─── DATA TO PROCESS

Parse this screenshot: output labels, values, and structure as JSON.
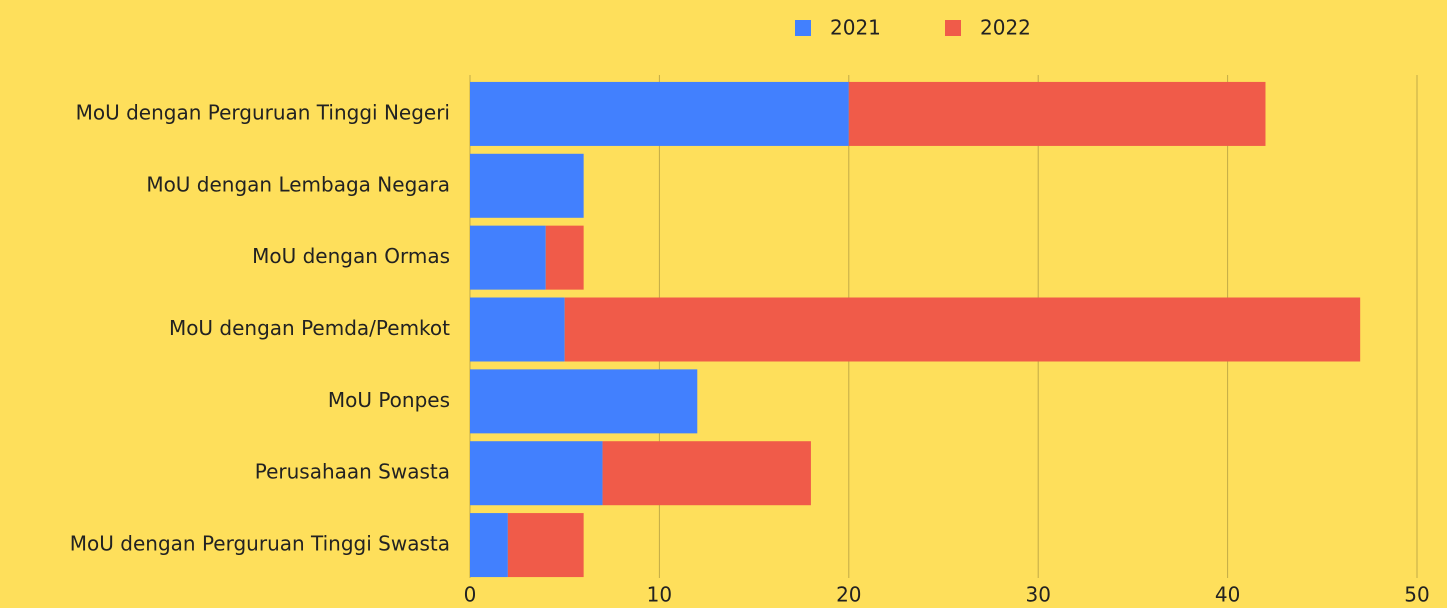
{
  "chart_data": {
    "type": "stacked_barh",
    "categories": [
      "MoU dengan Perguruan Tinggi Negeri",
      "MoU dengan Lembaga Negara",
      "MoU dengan Ormas",
      "MoU dengan Pemda/Pemkot",
      "MoU Ponpes ",
      "Perusahaan Swasta",
      "MoU dengan Perguruan Tinggi Swasta"
    ],
    "series": [
      {
        "name": "2021",
        "color": "#4280fe",
        "values": [
          20,
          6,
          4,
          5,
          12,
          7,
          2
        ]
      },
      {
        "name": "2022",
        "color": "#f05b49",
        "values": [
          22,
          0,
          2,
          42,
          0,
          11,
          4
        ]
      }
    ],
    "xlim": [
      0,
      50
    ],
    "xticks": [
      0,
      10,
      20,
      30,
      40,
      50
    ],
    "grid": true,
    "legend": "top"
  }
}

──────

▸ **TASK TO CARRY OUT**
Except for the pictures, give all the material above again verbatim.

▸ **WRITTEN SOLUTION**
Parse this screenshot: output labels, values, and structure as JSON.
{
  "chart_data": {
    "type": "stacked_barh",
    "categories": [
      "MoU dengan Perguruan Tinggi Negeri",
      "MoU dengan Lembaga Negara",
      "MoU dengan Ormas",
      "MoU dengan Pemda/Pemkot",
      "MoU Ponpes ",
      "Perusahaan Swasta",
      "MoU dengan Perguruan Tinggi Swasta"
    ],
    "series": [
      {
        "name": "2021",
        "color": "#4280fe",
        "values": [
          20,
          6,
          4,
          5,
          12,
          7,
          2
        ]
      },
      {
        "name": "2022",
        "color": "#f05b49",
        "values": [
          22,
          0,
          2,
          42,
          0,
          11,
          4
        ]
      }
    ],
    "xlim": [
      0,
      50
    ],
    "xticks": [
      0,
      10,
      20,
      30,
      40,
      50
    ],
    "grid": true,
    "legend": "top"
  }
}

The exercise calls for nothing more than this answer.